▶ AIM: What is the number of lines in the entries below that include the word "JSON"? Provide the number only.

Figure content listings:
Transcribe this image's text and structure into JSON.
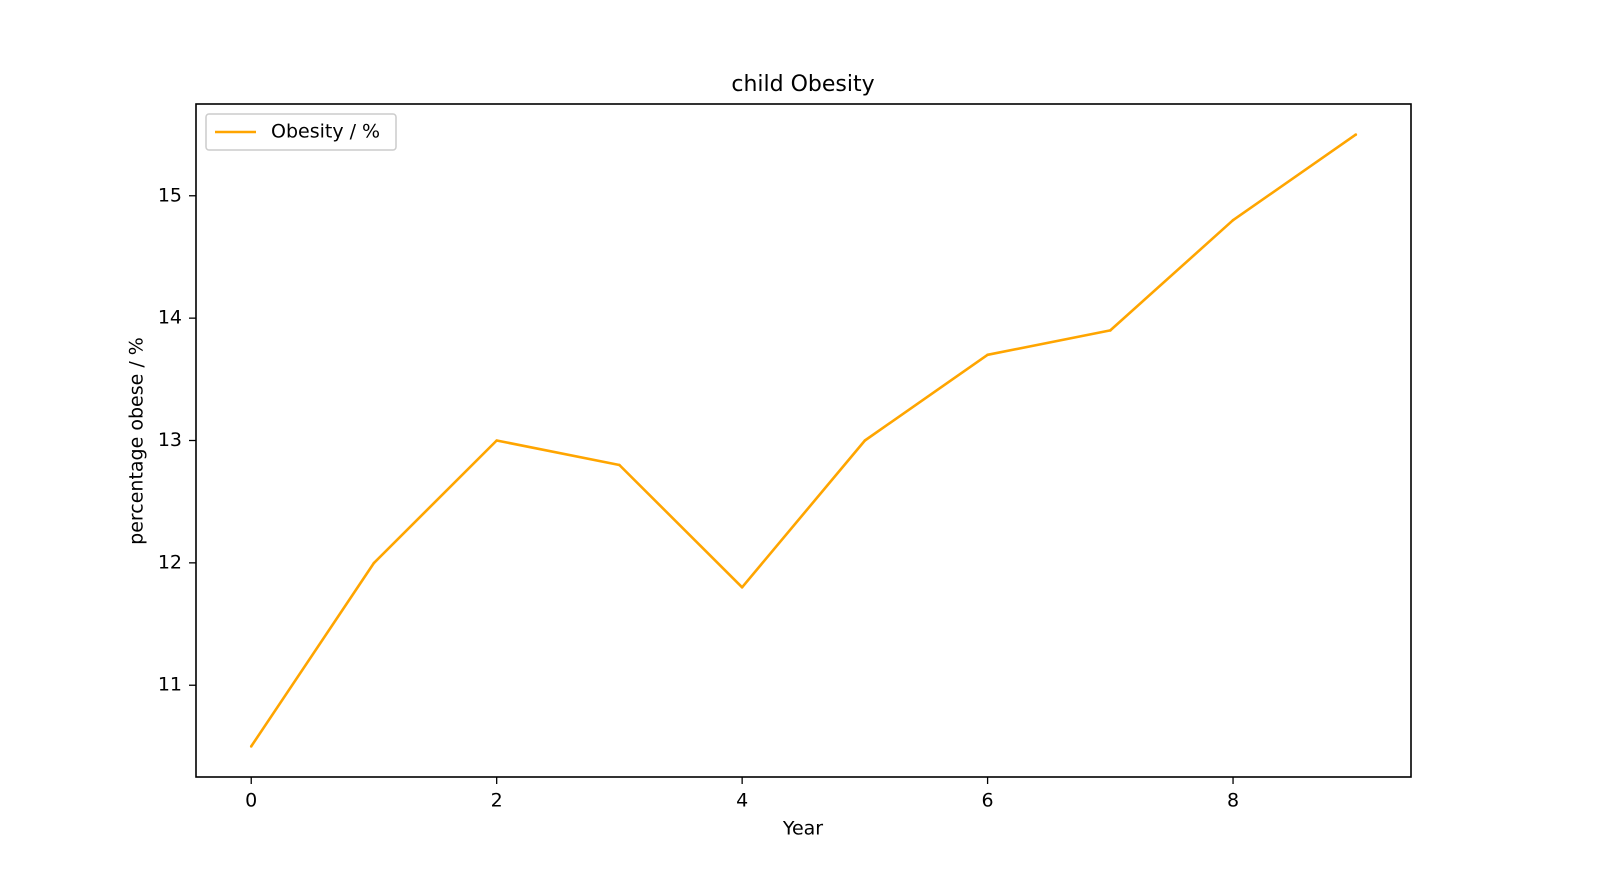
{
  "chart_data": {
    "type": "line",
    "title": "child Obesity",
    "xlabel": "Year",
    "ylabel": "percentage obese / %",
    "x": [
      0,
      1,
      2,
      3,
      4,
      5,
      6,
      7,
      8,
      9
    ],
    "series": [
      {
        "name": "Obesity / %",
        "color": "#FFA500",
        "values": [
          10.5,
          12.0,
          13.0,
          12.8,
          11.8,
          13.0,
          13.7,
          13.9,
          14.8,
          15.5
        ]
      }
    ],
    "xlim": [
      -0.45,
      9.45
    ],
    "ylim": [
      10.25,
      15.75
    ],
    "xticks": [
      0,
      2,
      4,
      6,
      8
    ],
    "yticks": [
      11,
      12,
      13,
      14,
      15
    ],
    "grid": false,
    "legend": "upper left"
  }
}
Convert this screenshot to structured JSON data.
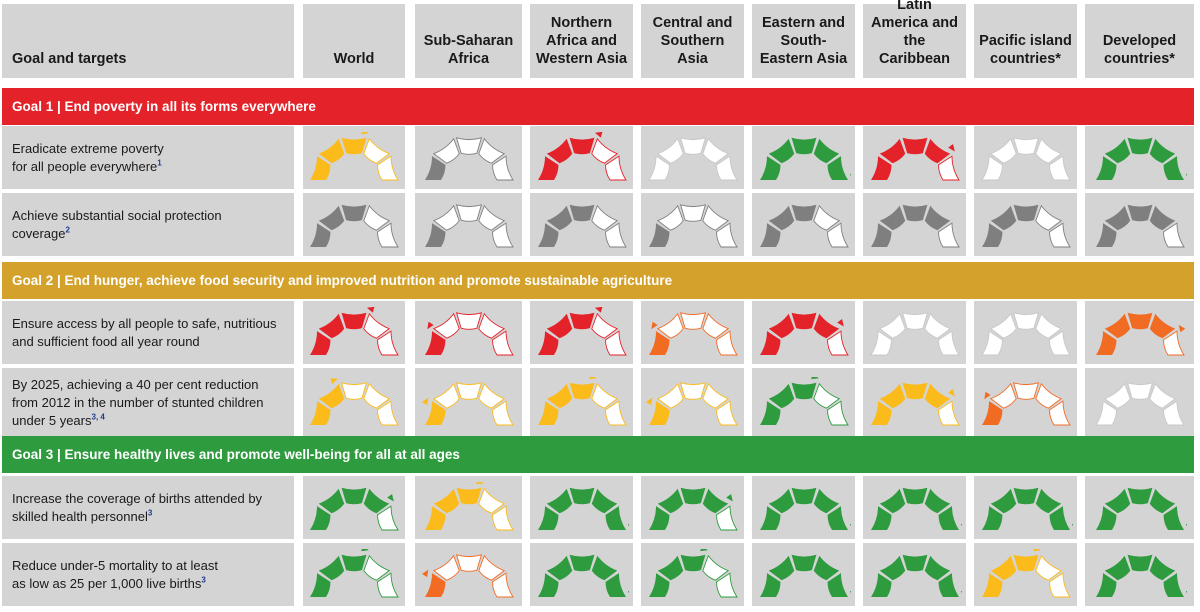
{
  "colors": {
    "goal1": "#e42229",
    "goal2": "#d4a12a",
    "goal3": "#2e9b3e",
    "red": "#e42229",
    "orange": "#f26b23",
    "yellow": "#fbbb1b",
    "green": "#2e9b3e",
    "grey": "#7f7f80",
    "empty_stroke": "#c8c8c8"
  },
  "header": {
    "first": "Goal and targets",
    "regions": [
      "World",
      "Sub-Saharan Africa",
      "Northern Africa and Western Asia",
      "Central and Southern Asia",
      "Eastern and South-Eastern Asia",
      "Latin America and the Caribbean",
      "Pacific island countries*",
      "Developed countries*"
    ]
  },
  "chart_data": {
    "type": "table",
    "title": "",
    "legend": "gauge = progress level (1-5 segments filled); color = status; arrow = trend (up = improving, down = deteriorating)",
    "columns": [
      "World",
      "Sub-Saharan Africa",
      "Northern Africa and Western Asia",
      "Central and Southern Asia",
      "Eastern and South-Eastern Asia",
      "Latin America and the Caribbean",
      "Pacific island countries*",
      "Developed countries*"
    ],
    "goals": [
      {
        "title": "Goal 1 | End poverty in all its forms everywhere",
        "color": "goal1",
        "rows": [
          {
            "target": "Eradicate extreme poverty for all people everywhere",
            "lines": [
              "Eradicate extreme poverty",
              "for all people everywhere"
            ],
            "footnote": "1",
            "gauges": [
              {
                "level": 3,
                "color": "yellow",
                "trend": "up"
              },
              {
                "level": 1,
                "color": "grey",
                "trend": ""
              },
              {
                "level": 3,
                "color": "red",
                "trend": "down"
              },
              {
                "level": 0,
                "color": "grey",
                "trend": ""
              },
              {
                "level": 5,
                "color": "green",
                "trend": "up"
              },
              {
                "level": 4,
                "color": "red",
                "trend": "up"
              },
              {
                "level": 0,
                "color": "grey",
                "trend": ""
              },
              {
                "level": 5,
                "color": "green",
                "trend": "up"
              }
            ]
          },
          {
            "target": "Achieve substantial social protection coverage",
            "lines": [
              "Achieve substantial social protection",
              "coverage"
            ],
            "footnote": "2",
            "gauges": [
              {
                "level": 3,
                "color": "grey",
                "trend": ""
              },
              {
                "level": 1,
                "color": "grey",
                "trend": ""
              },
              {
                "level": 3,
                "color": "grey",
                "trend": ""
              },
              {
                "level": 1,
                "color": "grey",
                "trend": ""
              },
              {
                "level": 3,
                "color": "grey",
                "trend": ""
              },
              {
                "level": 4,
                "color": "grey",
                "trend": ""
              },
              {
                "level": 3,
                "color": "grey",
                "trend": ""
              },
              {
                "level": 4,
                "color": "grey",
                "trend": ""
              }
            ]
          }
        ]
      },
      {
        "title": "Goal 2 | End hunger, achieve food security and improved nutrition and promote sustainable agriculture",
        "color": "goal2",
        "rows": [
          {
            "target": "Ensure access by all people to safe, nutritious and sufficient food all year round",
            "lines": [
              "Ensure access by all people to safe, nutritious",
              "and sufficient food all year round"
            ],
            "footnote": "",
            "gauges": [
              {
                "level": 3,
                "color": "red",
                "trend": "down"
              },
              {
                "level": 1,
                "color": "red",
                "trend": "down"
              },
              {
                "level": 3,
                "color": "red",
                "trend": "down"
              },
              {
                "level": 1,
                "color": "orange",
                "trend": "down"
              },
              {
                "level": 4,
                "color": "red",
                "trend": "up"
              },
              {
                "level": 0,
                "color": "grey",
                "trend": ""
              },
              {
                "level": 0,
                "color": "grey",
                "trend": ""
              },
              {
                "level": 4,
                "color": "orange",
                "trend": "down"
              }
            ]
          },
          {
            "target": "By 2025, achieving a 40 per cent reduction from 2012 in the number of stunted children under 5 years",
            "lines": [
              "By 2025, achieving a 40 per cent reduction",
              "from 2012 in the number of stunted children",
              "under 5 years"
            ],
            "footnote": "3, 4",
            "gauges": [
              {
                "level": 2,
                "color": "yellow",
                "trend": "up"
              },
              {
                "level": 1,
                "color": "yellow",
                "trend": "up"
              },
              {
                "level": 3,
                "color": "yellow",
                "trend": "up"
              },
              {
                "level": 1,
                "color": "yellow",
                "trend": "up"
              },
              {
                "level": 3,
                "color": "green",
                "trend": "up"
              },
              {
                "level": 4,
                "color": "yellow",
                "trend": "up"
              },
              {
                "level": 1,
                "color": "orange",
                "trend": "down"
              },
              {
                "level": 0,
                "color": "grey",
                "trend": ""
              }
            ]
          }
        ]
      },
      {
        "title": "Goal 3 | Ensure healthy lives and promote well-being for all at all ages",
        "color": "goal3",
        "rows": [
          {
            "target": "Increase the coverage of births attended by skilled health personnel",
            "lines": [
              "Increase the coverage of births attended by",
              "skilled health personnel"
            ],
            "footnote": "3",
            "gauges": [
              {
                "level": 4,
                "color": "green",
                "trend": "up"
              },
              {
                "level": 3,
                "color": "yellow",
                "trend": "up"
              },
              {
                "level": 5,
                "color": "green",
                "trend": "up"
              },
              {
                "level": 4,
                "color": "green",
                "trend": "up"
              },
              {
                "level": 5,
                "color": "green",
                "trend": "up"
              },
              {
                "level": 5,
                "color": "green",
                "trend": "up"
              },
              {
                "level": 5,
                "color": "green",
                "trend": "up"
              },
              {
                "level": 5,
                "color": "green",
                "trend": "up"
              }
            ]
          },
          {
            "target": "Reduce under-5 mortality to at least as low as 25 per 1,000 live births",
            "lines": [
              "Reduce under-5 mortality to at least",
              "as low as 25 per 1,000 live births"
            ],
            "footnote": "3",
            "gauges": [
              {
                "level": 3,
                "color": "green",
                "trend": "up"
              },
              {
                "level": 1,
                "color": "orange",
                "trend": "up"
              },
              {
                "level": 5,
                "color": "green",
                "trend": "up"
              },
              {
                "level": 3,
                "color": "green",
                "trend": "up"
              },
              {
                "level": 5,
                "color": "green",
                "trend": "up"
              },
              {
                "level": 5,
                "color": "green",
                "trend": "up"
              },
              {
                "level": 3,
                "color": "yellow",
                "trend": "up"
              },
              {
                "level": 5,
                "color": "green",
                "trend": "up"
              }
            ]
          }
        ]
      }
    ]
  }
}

* * *

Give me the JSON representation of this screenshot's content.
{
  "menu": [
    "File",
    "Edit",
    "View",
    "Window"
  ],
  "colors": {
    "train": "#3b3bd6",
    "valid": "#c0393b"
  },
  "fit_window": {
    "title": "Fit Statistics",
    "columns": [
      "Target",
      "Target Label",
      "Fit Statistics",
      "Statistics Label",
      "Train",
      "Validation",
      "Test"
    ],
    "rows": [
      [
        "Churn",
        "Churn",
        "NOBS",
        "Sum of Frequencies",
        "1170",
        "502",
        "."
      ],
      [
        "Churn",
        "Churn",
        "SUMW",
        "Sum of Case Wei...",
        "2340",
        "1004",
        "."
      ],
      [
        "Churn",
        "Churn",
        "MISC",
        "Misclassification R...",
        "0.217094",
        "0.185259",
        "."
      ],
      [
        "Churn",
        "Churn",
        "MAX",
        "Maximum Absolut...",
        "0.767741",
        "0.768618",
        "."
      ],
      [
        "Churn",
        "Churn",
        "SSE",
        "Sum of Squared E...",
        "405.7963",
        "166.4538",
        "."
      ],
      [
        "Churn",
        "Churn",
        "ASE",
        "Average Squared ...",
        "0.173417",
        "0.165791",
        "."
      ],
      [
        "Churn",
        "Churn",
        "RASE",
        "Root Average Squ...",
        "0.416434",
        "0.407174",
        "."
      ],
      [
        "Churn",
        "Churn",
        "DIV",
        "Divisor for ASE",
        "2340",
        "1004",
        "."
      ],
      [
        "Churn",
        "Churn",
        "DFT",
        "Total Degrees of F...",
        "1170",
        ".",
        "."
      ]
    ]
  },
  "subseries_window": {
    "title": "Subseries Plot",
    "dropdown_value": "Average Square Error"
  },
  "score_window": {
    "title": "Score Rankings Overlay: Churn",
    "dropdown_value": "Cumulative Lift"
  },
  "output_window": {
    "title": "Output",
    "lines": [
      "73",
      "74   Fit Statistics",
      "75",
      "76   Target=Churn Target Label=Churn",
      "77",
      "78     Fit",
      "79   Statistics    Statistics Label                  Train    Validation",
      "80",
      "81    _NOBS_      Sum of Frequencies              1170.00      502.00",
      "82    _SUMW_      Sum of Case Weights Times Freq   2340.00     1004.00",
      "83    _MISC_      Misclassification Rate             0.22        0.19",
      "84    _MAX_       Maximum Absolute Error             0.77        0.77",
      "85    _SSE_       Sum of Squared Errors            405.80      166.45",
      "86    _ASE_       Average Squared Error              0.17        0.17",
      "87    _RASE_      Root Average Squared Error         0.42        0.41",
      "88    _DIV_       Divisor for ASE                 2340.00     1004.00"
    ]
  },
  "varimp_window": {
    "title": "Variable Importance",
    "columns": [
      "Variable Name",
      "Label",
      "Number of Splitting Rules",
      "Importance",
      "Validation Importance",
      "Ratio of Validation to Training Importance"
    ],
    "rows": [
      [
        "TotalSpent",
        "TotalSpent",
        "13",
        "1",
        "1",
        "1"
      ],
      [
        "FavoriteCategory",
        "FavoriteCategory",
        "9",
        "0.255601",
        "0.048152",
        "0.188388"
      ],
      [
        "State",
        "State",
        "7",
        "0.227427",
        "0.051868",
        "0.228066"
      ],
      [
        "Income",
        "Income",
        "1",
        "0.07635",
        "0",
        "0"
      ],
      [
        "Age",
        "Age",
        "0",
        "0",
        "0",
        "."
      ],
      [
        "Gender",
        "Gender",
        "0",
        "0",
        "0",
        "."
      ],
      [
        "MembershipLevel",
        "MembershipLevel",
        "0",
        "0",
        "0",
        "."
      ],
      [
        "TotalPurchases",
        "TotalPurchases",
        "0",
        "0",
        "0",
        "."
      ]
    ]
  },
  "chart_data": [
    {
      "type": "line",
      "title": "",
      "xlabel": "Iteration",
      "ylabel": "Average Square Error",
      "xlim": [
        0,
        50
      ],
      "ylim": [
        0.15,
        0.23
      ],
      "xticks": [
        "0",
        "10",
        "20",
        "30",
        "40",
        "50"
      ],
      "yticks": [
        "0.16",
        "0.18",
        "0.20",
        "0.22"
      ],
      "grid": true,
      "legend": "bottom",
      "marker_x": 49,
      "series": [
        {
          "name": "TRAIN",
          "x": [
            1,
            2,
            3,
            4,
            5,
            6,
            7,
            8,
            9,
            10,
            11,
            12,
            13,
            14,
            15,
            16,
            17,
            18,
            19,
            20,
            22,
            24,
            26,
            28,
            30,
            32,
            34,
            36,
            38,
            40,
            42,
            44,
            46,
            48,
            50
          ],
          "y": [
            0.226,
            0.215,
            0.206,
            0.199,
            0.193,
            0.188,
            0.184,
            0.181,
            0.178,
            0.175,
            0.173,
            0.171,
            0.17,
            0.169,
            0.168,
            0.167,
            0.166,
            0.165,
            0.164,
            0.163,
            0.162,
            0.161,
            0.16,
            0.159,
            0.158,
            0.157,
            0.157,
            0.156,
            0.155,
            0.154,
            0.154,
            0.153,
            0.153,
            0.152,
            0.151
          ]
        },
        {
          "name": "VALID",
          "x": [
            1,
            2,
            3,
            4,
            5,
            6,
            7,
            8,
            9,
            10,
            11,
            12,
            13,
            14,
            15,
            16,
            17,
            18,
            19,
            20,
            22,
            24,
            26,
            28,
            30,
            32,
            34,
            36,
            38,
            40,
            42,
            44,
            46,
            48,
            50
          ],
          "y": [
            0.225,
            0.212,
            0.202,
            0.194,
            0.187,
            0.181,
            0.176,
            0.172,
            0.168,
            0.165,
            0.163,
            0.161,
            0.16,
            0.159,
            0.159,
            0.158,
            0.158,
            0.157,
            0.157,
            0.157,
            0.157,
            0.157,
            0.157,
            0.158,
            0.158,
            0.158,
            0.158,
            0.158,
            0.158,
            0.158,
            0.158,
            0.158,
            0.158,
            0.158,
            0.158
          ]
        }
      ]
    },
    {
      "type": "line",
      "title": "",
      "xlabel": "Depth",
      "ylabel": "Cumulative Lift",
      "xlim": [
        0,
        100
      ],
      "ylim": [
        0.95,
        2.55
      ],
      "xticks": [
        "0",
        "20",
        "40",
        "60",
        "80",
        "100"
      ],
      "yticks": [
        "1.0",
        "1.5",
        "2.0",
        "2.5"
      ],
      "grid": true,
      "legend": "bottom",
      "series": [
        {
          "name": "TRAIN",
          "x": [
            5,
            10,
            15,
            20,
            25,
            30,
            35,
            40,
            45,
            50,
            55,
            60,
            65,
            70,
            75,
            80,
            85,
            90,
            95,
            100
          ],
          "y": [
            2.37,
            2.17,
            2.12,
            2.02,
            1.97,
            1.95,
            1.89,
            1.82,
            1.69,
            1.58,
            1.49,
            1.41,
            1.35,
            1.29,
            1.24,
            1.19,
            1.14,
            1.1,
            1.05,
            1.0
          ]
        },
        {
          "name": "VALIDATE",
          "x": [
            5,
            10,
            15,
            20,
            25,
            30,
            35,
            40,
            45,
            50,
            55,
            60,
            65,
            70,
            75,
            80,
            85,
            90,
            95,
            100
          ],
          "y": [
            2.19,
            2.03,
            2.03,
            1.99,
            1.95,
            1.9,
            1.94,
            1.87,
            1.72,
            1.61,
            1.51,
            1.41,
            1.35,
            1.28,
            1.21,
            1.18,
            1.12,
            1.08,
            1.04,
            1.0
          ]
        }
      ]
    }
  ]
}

...

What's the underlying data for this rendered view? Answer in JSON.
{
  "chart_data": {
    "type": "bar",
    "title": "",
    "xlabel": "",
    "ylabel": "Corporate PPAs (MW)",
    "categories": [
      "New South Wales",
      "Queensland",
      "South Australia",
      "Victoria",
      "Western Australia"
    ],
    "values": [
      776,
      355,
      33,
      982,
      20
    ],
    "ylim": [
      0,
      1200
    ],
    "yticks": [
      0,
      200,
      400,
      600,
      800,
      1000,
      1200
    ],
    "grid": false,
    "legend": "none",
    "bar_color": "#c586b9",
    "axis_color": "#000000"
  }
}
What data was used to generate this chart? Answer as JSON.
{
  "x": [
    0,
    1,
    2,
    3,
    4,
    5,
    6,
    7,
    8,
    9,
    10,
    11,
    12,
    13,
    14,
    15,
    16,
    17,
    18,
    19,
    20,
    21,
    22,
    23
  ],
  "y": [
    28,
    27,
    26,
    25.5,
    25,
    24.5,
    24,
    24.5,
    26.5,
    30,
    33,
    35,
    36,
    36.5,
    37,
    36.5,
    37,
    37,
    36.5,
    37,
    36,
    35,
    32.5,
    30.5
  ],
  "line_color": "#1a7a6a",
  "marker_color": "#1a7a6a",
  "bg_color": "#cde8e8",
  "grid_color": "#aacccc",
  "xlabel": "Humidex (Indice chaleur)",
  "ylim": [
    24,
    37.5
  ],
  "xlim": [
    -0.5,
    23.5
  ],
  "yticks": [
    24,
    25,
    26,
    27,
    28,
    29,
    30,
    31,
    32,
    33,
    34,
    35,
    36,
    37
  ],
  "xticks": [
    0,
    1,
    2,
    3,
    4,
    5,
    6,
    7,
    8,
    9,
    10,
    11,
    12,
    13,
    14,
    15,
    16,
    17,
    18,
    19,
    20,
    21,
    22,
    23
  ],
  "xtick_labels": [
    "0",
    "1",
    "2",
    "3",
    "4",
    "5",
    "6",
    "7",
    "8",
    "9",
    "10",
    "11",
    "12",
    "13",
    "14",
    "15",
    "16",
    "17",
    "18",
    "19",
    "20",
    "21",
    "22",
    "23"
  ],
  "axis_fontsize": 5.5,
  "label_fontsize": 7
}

▶ RESULT: 5